Exercise goal: Repeat every line from the line containing "What does this" to the end of the data, exactly. Leave the pictures out.

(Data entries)
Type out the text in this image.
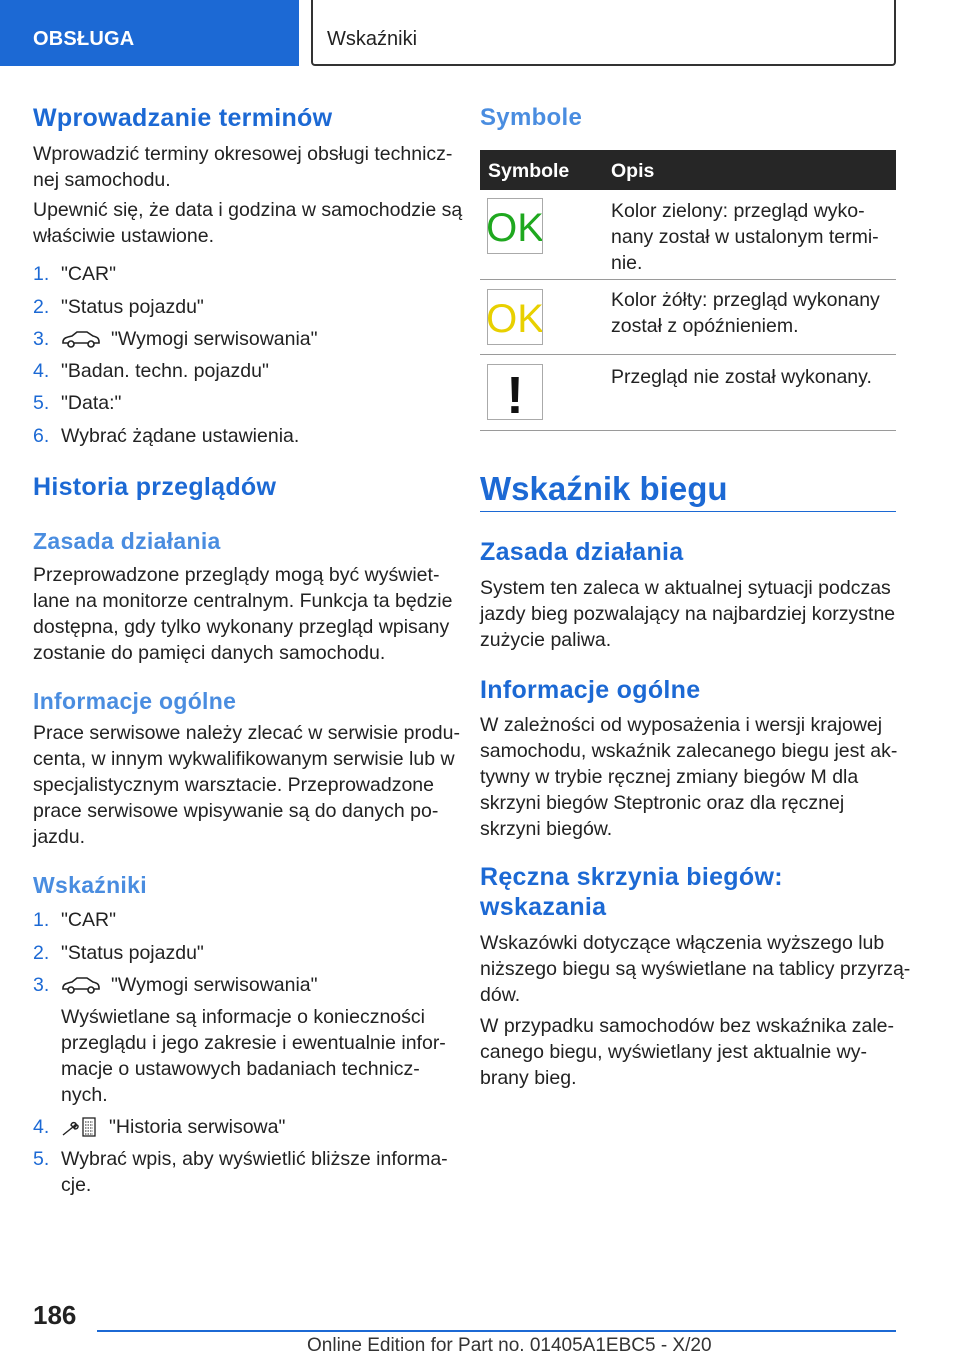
OBSŁUGA	Wskaźniki
Wprowadzanie terminów
Wprowadzić terminy okresowej obsługi technicz-
nej samochodu.
Upewnić się, że data i godzina w samochodzie są
właściwie ustawione.
1. "CAR"
2. "Status pojazdu"
3.	"Wymogi serwisowania"
4. "Badan. techn. pojazdu"
5. "Data:"
6. Wybrać żądane ustawienia.
Historia przeglądów
Zasada działania
Przeprowadzone przeglądy mogą być wyświet-
lane na monitorze centralnym. Funkcja ta będzie
dostępna, gdy tylko wykonany przegląd wpisany
zostanie do pamięci danych samochodu.
Informacje ogólne
Prace serwisowe należy zlecać w serwisie produ-
centa, w innym wykwalifikowanym serwisie lub w
specjalistycznym warsztacie. Przeprowadzone
prace serwisowe wpisywanie są do danych po-
jazdu.
Wskaźniki
1. "CAR"
2. "Status pojazdu"
3.	"Wymogi serwisowania"
Wyświetlane są informacje o konieczności
przeglądu i jego zakresie i ewentualnie infor-
macje o ustawowych badaniach technicz-
nych.
4.	"Historia serwisowa"
5. Wybrać wpis, aby wyświetlić bliższe informa-
cje.
Symbole
Symbole Opis
OK	Kolor zielony: przegląd wyko-
nany został w ustalonym termi-
nie.
OK	Kolor żółty: przegląd wykonany
został z opóźnieniem.
!	Przegląd nie został wykonany.
Wskaźnik biegu
Zasada działania
System ten zaleca w aktualnej sytuacji podczas
jazdy bieg pozwalający na najbardziej korzystne
zużycie paliwa.
Informacje ogólne
W zależności od wyposażenia i wersji krajowej
samochodu, wskaźnik zalecanego biegu jest ak-
tywny w trybie ręcznej zmiany biegów M dla
skrzyni biegów Steptronic oraz dla ręcznej
skrzyni biegów.
Ręczna skrzynia biegów:
wskazania
Wskazówki dotyczące włączenia wyższego lub
niższego biegu są wyświetlane na tablicy przyrzą-
dów.
W przypadku samochodów bez wskaźnika zale-
canego biegu, wyświetlany jest aktualnie wy-
brany bieg.
186
Online Edition for Part no. 01405A1EBC5 - X/20
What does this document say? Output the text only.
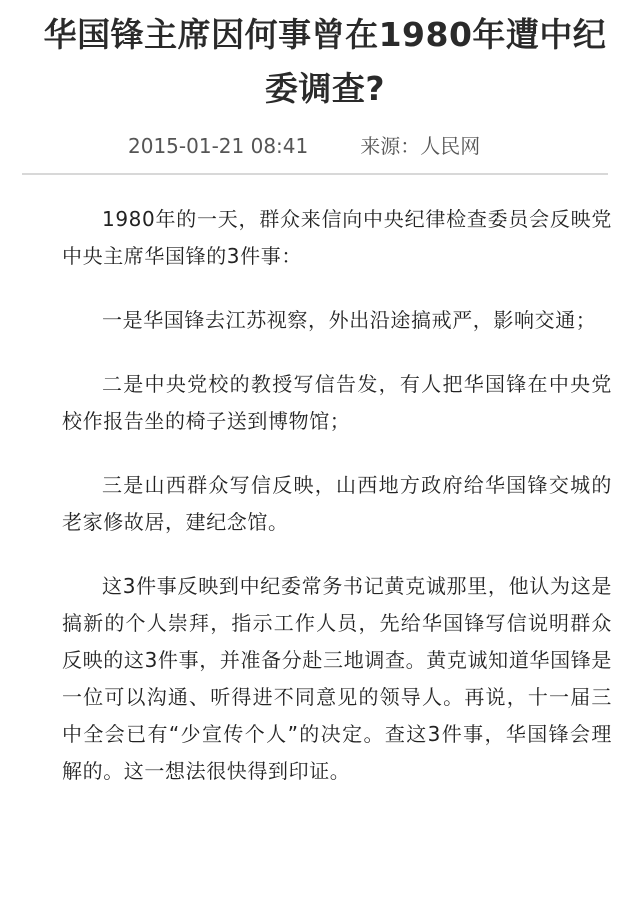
华国锋主席因何事曾在1980年遭中纪委调查?
2015-01-21 08:41	来源：人民网

1980年的一天，群众来信向中央纪律检查委员会反映党中央主席华国锋的3件事：

一是华国锋去江苏视察，外出沿途搞戒严，影响交通；

二是中央党校的教授写信告发，有人把华国锋在中央党校作报告坐的椅子送到博物馆；

三是山西群众写信反映，山西地方政府给华国锋交城的老家修故居，建纪念馆。

这3件事反映到中纪委常务书记黄克诚那里，他认为这是搞新的个人崇拜，指示工作人员，先给华国锋写信说明群众反映的这3件事，并准备分赴三地调查。黄克诚知道华国锋是一位可以沟通、听得进不同意见的领导人。再说，十一届三中全会已有“少宣传个人”的决定。查这3件事，华国锋会理解的。这一想法很快得到印证。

Result for this task:
What does this document say? Output the text only.
华国锋主席因何事曾在1980年遭中纪委调查?
2015-01-21 08:41	来源：人民网

1980年的一天，群众来信向中央纪律检查委员会反映党中央主席华国锋的3件事：

一是华国锋去江苏视察，外出沿途搞戒严，影响交通；

二是中央党校的教授写信告发，有人把华国锋在中央党校作报告坐的椅子送到博物馆；

三是山西群众写信反映，山西地方政府给华国锋交城的老家修故居，建纪念馆。

这3件事反映到中纪委常务书记黄克诚那里，他认为这是搞新的个人崇拜，指示工作人员，先给华国锋写信说明群众反映的这3件事，并准备分赴三地调查。黄克诚知道华国锋是一位可以沟通、听得进不同意见的领导人。再说，十一届三中全会已有“少宣传个人”的决定。查这3件事，华国锋会理解的。这一想法很快得到印证。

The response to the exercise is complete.